Written task: Write out every single entry exactly.

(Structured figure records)

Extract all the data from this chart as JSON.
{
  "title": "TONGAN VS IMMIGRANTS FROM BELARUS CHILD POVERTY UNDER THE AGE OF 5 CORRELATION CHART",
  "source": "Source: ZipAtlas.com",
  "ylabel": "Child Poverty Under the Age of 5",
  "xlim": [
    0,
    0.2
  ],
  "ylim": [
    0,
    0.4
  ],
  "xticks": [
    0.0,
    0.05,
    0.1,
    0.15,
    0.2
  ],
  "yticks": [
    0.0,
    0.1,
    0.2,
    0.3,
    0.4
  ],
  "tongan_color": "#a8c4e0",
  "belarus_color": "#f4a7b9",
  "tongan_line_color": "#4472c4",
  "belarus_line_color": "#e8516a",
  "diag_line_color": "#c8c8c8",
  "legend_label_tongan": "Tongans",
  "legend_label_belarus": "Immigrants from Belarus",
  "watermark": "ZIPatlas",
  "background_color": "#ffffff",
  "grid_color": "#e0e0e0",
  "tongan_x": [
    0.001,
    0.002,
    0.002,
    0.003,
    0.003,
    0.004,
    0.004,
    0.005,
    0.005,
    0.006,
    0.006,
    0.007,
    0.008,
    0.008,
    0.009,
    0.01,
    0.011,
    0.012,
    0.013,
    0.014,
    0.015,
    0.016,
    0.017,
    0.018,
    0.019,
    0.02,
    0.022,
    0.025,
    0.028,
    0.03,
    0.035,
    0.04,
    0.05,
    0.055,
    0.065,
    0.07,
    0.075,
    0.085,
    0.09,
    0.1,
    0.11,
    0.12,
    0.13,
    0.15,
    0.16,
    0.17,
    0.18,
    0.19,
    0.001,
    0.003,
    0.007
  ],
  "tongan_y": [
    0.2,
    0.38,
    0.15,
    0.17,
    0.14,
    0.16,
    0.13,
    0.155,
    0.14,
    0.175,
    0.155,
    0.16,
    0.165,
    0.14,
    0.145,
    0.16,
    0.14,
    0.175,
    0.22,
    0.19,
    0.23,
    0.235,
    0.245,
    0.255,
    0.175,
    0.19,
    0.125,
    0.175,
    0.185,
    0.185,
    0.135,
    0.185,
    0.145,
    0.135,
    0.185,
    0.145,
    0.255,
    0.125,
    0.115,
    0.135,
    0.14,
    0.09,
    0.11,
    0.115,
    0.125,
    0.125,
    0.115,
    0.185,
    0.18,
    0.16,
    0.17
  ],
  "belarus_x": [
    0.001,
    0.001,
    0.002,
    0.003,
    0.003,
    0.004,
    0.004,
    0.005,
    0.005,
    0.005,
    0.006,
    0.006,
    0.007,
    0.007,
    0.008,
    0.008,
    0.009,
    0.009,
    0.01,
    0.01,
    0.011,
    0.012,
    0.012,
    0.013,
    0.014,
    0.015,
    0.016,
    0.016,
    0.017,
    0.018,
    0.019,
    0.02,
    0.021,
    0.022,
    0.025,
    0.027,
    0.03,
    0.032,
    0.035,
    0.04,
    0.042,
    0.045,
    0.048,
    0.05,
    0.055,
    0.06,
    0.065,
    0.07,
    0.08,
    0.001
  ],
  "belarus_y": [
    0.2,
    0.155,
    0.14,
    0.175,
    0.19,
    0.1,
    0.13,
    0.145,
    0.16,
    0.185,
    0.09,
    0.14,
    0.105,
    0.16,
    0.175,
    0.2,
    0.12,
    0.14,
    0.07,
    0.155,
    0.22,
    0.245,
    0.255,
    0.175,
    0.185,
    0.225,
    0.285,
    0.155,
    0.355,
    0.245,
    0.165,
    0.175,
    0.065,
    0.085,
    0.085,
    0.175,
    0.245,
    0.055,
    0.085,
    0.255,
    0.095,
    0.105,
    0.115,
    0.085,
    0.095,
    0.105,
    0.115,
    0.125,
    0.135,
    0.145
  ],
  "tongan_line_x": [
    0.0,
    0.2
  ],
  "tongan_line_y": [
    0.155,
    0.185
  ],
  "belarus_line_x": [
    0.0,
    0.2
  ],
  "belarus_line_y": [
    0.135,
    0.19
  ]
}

Finished task:
Extract all the data from this chart as JSON.
{
  "title": "TONGAN VS IMMIGRANTS FROM BELARUS CHILD POVERTY UNDER THE AGE OF 5 CORRELATION CHART",
  "source": "Source: ZipAtlas.com",
  "ylabel": "Child Poverty Under the Age of 5",
  "xlim": [
    0,
    0.2
  ],
  "ylim": [
    0,
    0.4
  ],
  "xticks": [
    0.0,
    0.05,
    0.1,
    0.15,
    0.2
  ],
  "yticks": [
    0.0,
    0.1,
    0.2,
    0.3,
    0.4
  ],
  "tongan_color": "#a8c4e0",
  "belarus_color": "#f4a7b9",
  "tongan_line_color": "#4472c4",
  "belarus_line_color": "#e8516a",
  "diag_line_color": "#c8c8c8",
  "legend_label_tongan": "Tongans",
  "legend_label_belarus": "Immigrants from Belarus",
  "watermark": "ZIPatlas",
  "background_color": "#ffffff",
  "grid_color": "#e0e0e0",
  "tongan_x": [
    0.001,
    0.002,
    0.002,
    0.003,
    0.003,
    0.004,
    0.004,
    0.005,
    0.005,
    0.006,
    0.006,
    0.007,
    0.008,
    0.008,
    0.009,
    0.01,
    0.011,
    0.012,
    0.013,
    0.014,
    0.015,
    0.016,
    0.017,
    0.018,
    0.019,
    0.02,
    0.022,
    0.025,
    0.028,
    0.03,
    0.035,
    0.04,
    0.05,
    0.055,
    0.065,
    0.07,
    0.075,
    0.085,
    0.09,
    0.1,
    0.11,
    0.12,
    0.13,
    0.15,
    0.16,
    0.17,
    0.18,
    0.19,
    0.001,
    0.003,
    0.007
  ],
  "tongan_y": [
    0.2,
    0.38,
    0.15,
    0.17,
    0.14,
    0.16,
    0.13,
    0.155,
    0.14,
    0.175,
    0.155,
    0.16,
    0.165,
    0.14,
    0.145,
    0.16,
    0.14,
    0.175,
    0.22,
    0.19,
    0.23,
    0.235,
    0.245,
    0.255,
    0.175,
    0.19,
    0.125,
    0.175,
    0.185,
    0.185,
    0.135,
    0.185,
    0.145,
    0.135,
    0.185,
    0.145,
    0.255,
    0.125,
    0.115,
    0.135,
    0.14,
    0.09,
    0.11,
    0.115,
    0.125,
    0.125,
    0.115,
    0.185,
    0.18,
    0.16,
    0.17
  ],
  "belarus_x": [
    0.001,
    0.001,
    0.002,
    0.003,
    0.003,
    0.004,
    0.004,
    0.005,
    0.005,
    0.005,
    0.006,
    0.006,
    0.007,
    0.007,
    0.008,
    0.008,
    0.009,
    0.009,
    0.01,
    0.01,
    0.011,
    0.012,
    0.012,
    0.013,
    0.014,
    0.015,
    0.016,
    0.016,
    0.017,
    0.018,
    0.019,
    0.02,
    0.021,
    0.022,
    0.025,
    0.027,
    0.03,
    0.032,
    0.035,
    0.04,
    0.042,
    0.045,
    0.048,
    0.05,
    0.055,
    0.06,
    0.065,
    0.07,
    0.08,
    0.001
  ],
  "belarus_y": [
    0.2,
    0.155,
    0.14,
    0.175,
    0.19,
    0.1,
    0.13,
    0.145,
    0.16,
    0.185,
    0.09,
    0.14,
    0.105,
    0.16,
    0.175,
    0.2,
    0.12,
    0.14,
    0.07,
    0.155,
    0.22,
    0.245,
    0.255,
    0.175,
    0.185,
    0.225,
    0.285,
    0.155,
    0.355,
    0.245,
    0.165,
    0.175,
    0.065,
    0.085,
    0.085,
    0.175,
    0.245,
    0.055,
    0.085,
    0.255,
    0.095,
    0.105,
    0.115,
    0.085,
    0.095,
    0.105,
    0.115,
    0.125,
    0.135,
    0.145
  ],
  "tongan_line_x": [
    0.0,
    0.2
  ],
  "tongan_line_y": [
    0.155,
    0.185
  ],
  "belarus_line_x": [
    0.0,
    0.2
  ],
  "belarus_line_y": [
    0.135,
    0.19
  ]
}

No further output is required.